▸ **Exercise details**
Every line of the material that follows must be printed again exactly.
==== Data extract
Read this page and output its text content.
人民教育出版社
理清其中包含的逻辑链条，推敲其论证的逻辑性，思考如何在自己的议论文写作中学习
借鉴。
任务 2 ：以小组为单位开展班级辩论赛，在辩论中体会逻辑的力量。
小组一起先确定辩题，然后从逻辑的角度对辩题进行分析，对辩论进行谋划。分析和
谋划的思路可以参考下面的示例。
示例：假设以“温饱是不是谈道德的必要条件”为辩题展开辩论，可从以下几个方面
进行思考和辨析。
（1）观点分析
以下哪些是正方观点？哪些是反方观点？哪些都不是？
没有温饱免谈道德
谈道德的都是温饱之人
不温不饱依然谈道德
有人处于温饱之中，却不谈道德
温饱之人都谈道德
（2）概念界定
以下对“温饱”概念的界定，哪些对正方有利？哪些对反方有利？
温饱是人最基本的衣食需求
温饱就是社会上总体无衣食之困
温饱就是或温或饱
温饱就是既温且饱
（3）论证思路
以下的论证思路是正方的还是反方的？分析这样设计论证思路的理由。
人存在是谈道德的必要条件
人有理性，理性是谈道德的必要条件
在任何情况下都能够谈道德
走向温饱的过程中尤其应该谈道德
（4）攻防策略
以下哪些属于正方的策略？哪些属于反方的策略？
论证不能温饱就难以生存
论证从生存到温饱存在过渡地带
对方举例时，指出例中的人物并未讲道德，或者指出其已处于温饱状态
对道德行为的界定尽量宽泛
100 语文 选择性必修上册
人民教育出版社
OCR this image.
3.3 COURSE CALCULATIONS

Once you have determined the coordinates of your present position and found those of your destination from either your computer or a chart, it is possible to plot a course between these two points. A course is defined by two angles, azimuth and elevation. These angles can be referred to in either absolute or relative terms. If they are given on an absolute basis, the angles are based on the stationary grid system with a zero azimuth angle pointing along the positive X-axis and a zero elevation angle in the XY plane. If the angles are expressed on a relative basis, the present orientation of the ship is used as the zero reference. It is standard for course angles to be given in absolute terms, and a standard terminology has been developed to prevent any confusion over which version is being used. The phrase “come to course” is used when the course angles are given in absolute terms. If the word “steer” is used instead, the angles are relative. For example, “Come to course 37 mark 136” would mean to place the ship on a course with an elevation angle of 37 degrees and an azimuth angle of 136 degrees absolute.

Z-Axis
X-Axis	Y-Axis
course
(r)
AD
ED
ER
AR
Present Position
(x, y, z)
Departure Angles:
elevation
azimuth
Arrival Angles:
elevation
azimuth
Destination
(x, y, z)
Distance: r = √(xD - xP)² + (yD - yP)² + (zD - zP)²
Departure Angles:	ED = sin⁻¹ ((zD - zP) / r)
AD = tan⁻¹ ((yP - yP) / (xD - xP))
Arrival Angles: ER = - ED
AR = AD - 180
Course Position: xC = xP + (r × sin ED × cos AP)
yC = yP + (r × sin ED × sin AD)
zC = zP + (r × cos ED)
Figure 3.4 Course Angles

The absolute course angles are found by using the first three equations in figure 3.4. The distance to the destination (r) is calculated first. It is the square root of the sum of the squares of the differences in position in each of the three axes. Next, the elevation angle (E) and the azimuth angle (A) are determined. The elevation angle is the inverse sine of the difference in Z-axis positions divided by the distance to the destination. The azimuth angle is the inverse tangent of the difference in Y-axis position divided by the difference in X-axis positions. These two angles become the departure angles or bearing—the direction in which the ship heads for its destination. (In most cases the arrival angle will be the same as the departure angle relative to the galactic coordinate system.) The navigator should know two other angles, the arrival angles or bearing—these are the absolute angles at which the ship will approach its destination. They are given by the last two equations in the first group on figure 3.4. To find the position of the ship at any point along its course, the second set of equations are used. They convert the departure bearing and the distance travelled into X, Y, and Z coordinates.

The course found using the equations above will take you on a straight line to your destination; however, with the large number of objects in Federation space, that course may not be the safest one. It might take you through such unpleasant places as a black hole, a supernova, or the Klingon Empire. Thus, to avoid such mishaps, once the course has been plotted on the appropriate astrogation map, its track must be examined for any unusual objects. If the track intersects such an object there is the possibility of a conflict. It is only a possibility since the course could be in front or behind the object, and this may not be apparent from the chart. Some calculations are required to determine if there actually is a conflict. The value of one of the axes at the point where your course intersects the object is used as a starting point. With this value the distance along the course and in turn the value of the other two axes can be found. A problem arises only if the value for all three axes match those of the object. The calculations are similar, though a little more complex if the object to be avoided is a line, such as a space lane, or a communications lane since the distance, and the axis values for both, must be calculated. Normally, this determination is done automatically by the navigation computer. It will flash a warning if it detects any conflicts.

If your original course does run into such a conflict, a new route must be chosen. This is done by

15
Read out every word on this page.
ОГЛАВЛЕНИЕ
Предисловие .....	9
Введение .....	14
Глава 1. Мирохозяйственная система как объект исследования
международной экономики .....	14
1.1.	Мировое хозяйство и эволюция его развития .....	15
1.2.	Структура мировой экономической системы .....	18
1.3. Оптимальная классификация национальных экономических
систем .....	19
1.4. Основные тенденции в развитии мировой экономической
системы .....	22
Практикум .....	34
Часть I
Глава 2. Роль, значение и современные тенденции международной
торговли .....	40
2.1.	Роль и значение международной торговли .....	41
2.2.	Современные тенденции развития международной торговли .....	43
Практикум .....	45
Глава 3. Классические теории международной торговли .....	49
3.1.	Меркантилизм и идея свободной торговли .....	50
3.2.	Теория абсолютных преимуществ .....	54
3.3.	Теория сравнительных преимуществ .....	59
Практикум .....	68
========
▸ **The answer**
Read this page and output its text content.
人民教育出版社
理清其中包含的逻辑链条，推敲其论证的逻辑性，思考如何在自己的议论文写作中学习
借鉴。
任务 2 ：以小组为单位开展班级辩论赛，在辩论中体会逻辑的力量。
小组一起先确定辩题，然后从逻辑的角度对辩题进行分析，对辩论进行谋划。分析和
谋划的思路可以参考下面的示例。
示例：假设以“温饱是不是谈道德的必要条件”为辩题展开辩论，可从以下几个方面
进行思考和辨析。
（1）观点分析
以下哪些是正方观点？哪些是反方观点？哪些都不是？
没有温饱免谈道德
谈道德的都是温饱之人
不温不饱依然谈道德
有人处于温饱之中，却不谈道德
温饱之人都谈道德
（2）概念界定
以下对“温饱”概念的界定，哪些对正方有利？哪些对反方有利？
温饱是人最基本的衣食需求
温饱就是社会上总体无衣食之困
温饱就是或温或饱
温饱就是既温且饱
（3）论证思路
以下的论证思路是正方的还是反方的？分析这样设计论证思路的理由。
人存在是谈道德的必要条件
人有理性，理性是谈道德的必要条件
在任何情况下都能够谈道德
走向温饱的过程中尤其应该谈道德
（4）攻防策略
以下哪些属于正方的策略？哪些属于反方的策略？
论证不能温饱就难以生存
论证从生存到温饱存在过渡地带
对方举例时，指出例中的人物并未讲道德，或者指出其已处于温饱状态
对道德行为的界定尽量宽泛
100 语文 选择性必修上册
人民教育出版社
OCR this image.
3.3 COURSE CALCULATIONS

Once you have determined the coordinates of your present position and found those of your destination from either your computer or a chart, it is possible to plot a course between these two points. A course is defined by two angles, azimuth and elevation. These angles can be referred to in either absolute or relative terms. If they are given on an absolute basis, the angles are based on the stationary grid system with a zero azimuth angle pointing along the positive X-axis and a zero elevation angle in the XY plane. If the angles are expressed on a relative basis, the present orientation of the ship is used as the zero reference. It is standard for course angles to be given in absolute terms, and a standard terminology has been developed to prevent any confusion over which version is being used. The phrase “come to course” is used when the course angles are given in absolute terms. If the word “steer” is used instead, the angles are relative. For example, “Come to course 37 mark 136” would mean to place the ship on a course with an elevation angle of 37 degrees and an azimuth angle of 136 degrees absolute.

Z-Axis
X-Axis	Y-Axis
course
(r)
AD
ED
ER
AR
Present Position
(x, y, z)
Departure Angles:
elevation
azimuth
Arrival Angles:
elevation
azimuth
Destination
(x, y, z)
Distance: r = √(xD - xP)² + (yD - yP)² + (zD - zP)²
Departure Angles:	ED = sin⁻¹ ((zD - zP) / r)
AD = tan⁻¹ ((yP - yP) / (xD - xP))
Arrival Angles: ER = - ED
AR = AD - 180
Course Position: xC = xP + (r × sin ED × cos AP)
yC = yP + (r × sin ED × sin AD)
zC = zP + (r × cos ED)
Figure 3.4 Course Angles

The absolute course angles are found by using the first three equations in figure 3.4. The distance to the destination (r) is calculated first. It is the square root of the sum of the squares of the differences in position in each of the three axes. Next, the elevation angle (E) and the azimuth angle (A) are determined. The elevation angle is the inverse sine of the difference in Z-axis positions divided by the distance to the destination. The azimuth angle is the inverse tangent of the difference in Y-axis position divided by the difference in X-axis positions. These two angles become the departure angles or bearing—the direction in which the ship heads for its destination. (In most cases the arrival angle will be the same as the departure angle relative to the galactic coordinate system.) The navigator should know two other angles, the arrival angles or bearing—these are the absolute angles at which the ship will approach its destination. They are given by the last two equations in the first group on figure 3.4. To find the position of the ship at any point along its course, the second set of equations are used. They convert the departure bearing and the distance travelled into X, Y, and Z coordinates.

The course found using the equations above will take you on a straight line to your destination; however, with the large number of objects in Federation space, that course may not be the safest one. It might take you through such unpleasant places as a black hole, a supernova, or the Klingon Empire. Thus, to avoid such mishaps, once the course has been plotted on the appropriate astrogation map, its track must be examined for any unusual objects. If the track intersects such an object there is the possibility of a conflict. It is only a possibility since the course could be in front or behind the object, and this may not be apparent from the chart. Some calculations are required to determine if there actually is a conflict. The value of one of the axes at the point where your course intersects the object is used as a starting point. With this value the distance along the course and in turn the value of the other two axes can be found. A problem arises only if the value for all three axes match those of the object. The calculations are similar, though a little more complex if the object to be avoided is a line, such as a space lane, or a communications lane since the distance, and the axis values for both, must be calculated. Normally, this determination is done automatically by the navigation computer. It will flash a warning if it detects any conflicts.

If your original course does run into such a conflict, a new route must be chosen. This is done by

15
Read out every word on this page.
ОГЛАВЛЕНИЕ
Предисловие .....	9
Введение .....	14
Глава 1. Мирохозяйственная система как объект исследования
международной экономики .....	14
1.1.	Мировое хозяйство и эволюция его развития .....	15
1.2.	Структура мировой экономической системы .....	18
1.3. Оптимальная классификация национальных экономических
систем .....	19
1.4. Основные тенденции в развитии мировой экономической
системы .....	22
Практикум .....	34
Часть I
Глава 2. Роль, значение и современные тенденции международной
торговли .....	40
2.1.	Роль и значение международной торговли .....	41
2.2.	Современные тенденции развития международной торговли .....	43
Практикум .....	45
Глава 3. Классические теории международной торговли .....	49
3.1.	Меркантилизм и идея свободной торговли .....	50
3.2.	Теория абсолютных преимуществ .....	54
3.3.	Теория сравнительных преимуществ .....	59
Практикум .....	68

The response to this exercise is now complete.